# WHAT YOU SHOULD DO:
Identify all lines below that hold "мектебі" and collect them.
[START DATA PROVIDED]
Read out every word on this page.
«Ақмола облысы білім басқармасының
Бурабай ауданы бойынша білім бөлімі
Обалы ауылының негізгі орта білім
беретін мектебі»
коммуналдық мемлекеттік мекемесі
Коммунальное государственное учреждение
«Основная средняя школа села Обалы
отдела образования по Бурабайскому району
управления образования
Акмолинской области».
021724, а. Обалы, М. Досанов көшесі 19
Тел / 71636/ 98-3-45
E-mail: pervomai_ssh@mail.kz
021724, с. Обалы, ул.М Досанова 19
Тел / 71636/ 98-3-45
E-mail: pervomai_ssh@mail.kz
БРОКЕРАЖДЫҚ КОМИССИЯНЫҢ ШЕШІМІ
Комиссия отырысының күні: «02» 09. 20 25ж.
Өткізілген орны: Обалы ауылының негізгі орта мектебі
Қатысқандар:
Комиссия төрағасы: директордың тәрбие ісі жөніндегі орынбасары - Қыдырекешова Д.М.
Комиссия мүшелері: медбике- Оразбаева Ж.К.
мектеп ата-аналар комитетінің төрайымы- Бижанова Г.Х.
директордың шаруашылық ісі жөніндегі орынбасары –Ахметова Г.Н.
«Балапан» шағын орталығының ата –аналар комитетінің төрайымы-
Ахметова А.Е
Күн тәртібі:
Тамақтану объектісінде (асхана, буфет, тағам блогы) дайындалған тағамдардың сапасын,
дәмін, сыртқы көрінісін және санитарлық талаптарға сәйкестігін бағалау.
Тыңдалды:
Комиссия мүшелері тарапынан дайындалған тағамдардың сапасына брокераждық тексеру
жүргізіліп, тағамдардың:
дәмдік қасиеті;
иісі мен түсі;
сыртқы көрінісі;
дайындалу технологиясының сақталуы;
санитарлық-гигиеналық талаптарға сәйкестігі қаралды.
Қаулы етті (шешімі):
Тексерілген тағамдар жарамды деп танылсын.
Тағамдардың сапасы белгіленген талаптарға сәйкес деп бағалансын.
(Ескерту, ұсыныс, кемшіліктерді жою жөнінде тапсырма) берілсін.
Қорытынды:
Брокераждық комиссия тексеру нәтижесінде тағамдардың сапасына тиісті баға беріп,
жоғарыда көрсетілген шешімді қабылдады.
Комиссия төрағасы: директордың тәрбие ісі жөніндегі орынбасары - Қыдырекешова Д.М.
[END DATA PROVIDED]
# IN RESPONSE:
беретін мектебі»
Өткізілген орны: Обалы ауылының негізгі орта мектебі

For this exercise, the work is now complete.